YOUR ASSIGNMENT:
If a line in the records below contains the word "this", copy it.

★ ★ ★

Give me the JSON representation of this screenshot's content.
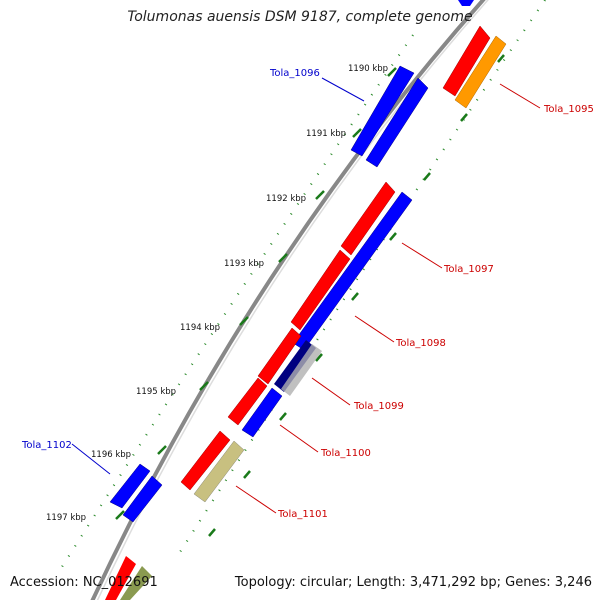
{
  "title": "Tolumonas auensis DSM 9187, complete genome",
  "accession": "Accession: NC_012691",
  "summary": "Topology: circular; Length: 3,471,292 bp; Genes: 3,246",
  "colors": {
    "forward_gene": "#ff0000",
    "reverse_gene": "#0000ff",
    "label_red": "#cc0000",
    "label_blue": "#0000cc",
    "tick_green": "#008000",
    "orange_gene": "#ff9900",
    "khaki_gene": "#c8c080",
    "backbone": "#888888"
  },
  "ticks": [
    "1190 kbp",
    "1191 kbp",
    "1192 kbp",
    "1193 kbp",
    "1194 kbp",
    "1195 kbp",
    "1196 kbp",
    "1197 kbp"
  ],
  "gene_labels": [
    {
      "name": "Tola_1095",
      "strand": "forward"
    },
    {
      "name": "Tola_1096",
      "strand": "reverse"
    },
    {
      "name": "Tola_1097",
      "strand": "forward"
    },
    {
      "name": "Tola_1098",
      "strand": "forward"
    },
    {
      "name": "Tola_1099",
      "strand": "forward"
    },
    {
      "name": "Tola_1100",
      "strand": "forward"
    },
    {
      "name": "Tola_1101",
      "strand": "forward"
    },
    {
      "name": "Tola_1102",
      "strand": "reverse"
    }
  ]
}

★ ★ ★

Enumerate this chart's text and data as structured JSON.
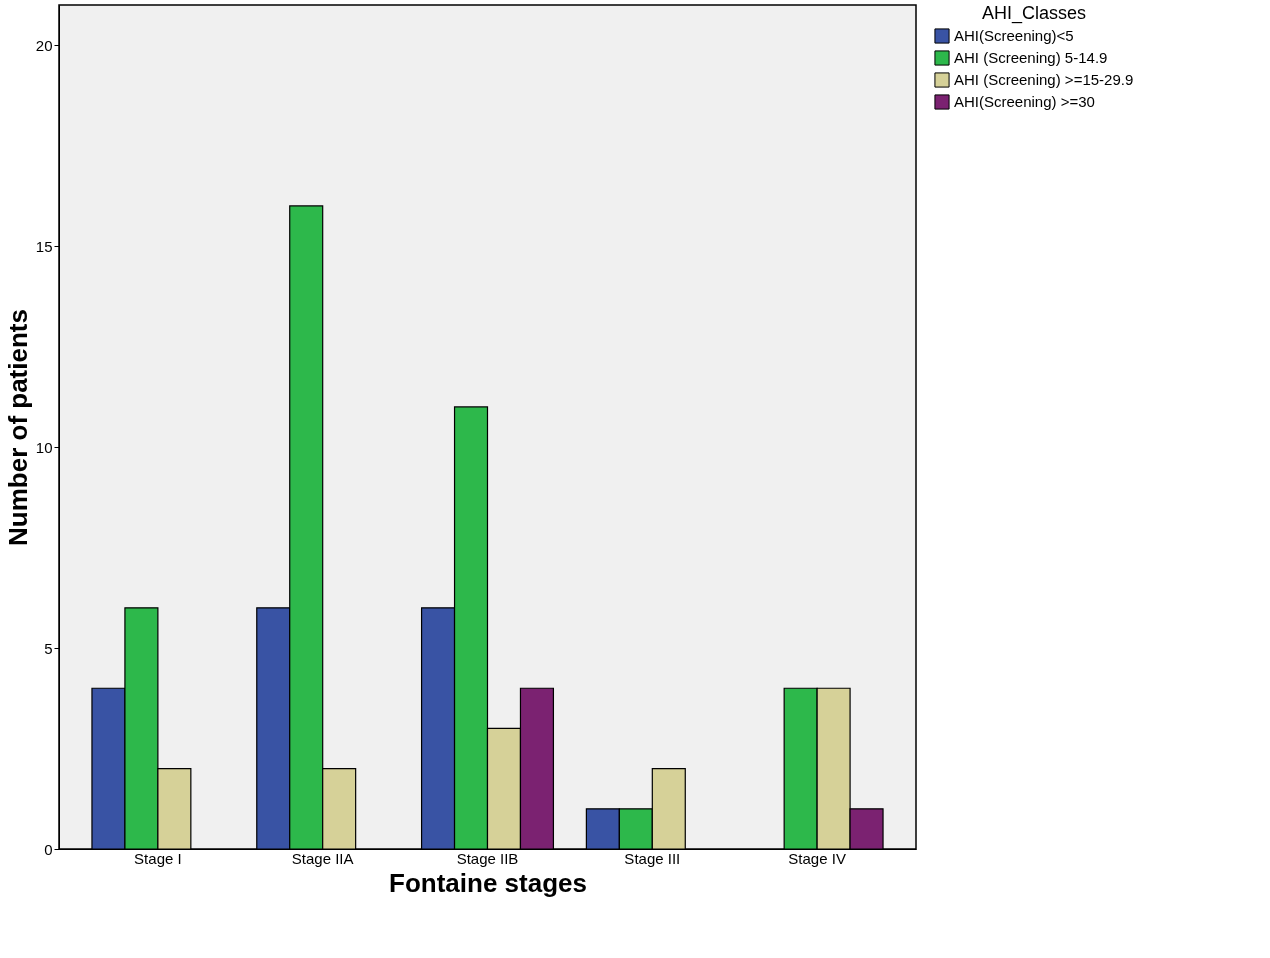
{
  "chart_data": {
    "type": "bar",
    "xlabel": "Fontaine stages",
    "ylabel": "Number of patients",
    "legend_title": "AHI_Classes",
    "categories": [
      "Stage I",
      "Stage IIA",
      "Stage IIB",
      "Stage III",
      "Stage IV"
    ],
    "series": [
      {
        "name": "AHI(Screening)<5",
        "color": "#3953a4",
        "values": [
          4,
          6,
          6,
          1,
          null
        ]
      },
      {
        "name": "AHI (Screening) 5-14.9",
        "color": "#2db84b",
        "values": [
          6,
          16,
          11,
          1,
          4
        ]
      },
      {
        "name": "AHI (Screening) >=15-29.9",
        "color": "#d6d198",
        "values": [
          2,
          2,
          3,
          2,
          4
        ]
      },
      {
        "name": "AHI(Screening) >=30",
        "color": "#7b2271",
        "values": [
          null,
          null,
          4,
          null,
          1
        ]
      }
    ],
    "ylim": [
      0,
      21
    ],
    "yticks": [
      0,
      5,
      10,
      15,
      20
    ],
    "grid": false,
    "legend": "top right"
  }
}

★ ★ ★

OUTPUT OF THE EXERCISE:
Give me the JSON representation of this screenshot's content.
Enumerate this chart's text and data as structured JSON.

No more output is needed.